__Task__:
Show every line of the material below that contains the word "chart", copying each one in full.

** begin Provided information **

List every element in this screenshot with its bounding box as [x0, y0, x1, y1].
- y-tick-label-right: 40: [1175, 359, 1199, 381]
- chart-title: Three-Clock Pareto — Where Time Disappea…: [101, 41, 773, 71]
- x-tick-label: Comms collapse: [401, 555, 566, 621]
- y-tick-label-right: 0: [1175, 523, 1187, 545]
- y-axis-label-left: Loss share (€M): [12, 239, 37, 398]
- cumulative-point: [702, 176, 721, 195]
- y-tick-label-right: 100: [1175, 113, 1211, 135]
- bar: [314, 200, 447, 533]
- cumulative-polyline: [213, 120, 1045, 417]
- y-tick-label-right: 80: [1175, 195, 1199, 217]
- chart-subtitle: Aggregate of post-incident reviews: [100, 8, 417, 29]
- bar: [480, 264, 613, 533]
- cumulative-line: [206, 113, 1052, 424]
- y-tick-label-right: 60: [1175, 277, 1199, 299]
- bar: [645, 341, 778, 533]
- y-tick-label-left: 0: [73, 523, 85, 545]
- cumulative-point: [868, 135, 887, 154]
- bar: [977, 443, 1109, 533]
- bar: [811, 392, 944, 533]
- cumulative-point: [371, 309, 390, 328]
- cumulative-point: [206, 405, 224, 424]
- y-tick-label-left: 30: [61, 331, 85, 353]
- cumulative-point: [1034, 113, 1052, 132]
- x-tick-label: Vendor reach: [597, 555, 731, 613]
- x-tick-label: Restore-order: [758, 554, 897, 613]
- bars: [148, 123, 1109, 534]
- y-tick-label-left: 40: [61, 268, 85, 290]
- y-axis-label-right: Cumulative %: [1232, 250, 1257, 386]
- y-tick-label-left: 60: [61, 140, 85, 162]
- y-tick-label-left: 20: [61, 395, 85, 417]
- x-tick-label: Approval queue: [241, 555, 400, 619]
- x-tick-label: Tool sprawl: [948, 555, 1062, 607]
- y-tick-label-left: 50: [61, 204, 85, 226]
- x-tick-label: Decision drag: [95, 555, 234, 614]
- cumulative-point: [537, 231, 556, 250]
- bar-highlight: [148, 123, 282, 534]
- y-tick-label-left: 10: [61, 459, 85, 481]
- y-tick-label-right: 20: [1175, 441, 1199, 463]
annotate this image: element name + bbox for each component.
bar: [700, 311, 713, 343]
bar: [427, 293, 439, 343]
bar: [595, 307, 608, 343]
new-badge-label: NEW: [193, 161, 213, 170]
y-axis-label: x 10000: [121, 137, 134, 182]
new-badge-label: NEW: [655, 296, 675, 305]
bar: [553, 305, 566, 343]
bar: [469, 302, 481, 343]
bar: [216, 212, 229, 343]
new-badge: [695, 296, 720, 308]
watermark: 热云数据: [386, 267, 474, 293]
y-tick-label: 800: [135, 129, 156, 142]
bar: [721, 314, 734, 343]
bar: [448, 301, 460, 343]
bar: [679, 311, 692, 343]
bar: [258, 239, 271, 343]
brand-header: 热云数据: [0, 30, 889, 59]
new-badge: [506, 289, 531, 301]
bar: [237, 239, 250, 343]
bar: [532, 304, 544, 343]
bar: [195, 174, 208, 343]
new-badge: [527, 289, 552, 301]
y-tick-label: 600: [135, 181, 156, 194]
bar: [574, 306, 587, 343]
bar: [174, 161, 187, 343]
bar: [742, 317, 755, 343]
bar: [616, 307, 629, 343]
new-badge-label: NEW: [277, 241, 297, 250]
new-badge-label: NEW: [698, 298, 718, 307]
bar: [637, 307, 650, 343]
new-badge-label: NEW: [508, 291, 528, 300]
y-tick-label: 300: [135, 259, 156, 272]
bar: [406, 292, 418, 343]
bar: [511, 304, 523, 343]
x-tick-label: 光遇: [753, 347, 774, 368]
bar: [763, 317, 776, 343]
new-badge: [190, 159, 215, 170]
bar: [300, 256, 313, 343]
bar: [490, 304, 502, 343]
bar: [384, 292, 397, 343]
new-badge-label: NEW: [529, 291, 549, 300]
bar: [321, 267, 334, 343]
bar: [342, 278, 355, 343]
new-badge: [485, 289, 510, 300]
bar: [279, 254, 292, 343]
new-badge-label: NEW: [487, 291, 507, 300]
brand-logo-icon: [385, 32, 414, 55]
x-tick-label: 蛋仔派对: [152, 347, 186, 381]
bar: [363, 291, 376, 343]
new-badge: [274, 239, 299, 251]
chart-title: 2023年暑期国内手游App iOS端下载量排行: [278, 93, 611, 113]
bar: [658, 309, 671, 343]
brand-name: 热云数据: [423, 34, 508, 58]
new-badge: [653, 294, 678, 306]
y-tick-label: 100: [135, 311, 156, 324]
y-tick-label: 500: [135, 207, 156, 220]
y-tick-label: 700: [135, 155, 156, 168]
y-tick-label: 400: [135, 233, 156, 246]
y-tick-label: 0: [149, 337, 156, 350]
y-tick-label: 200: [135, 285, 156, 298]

** end Provided information **

__Answer below__:
- chart-title: Three-Clock Pareto — Where Time Disappea…: [101, 41, 773, 71]
- chart-subtitle: Aggregate of post-incident reviews: [100, 8, 417, 29]
chart-title: 2023年暑期国内手游App iOS端下载量排行: [278, 93, 611, 113]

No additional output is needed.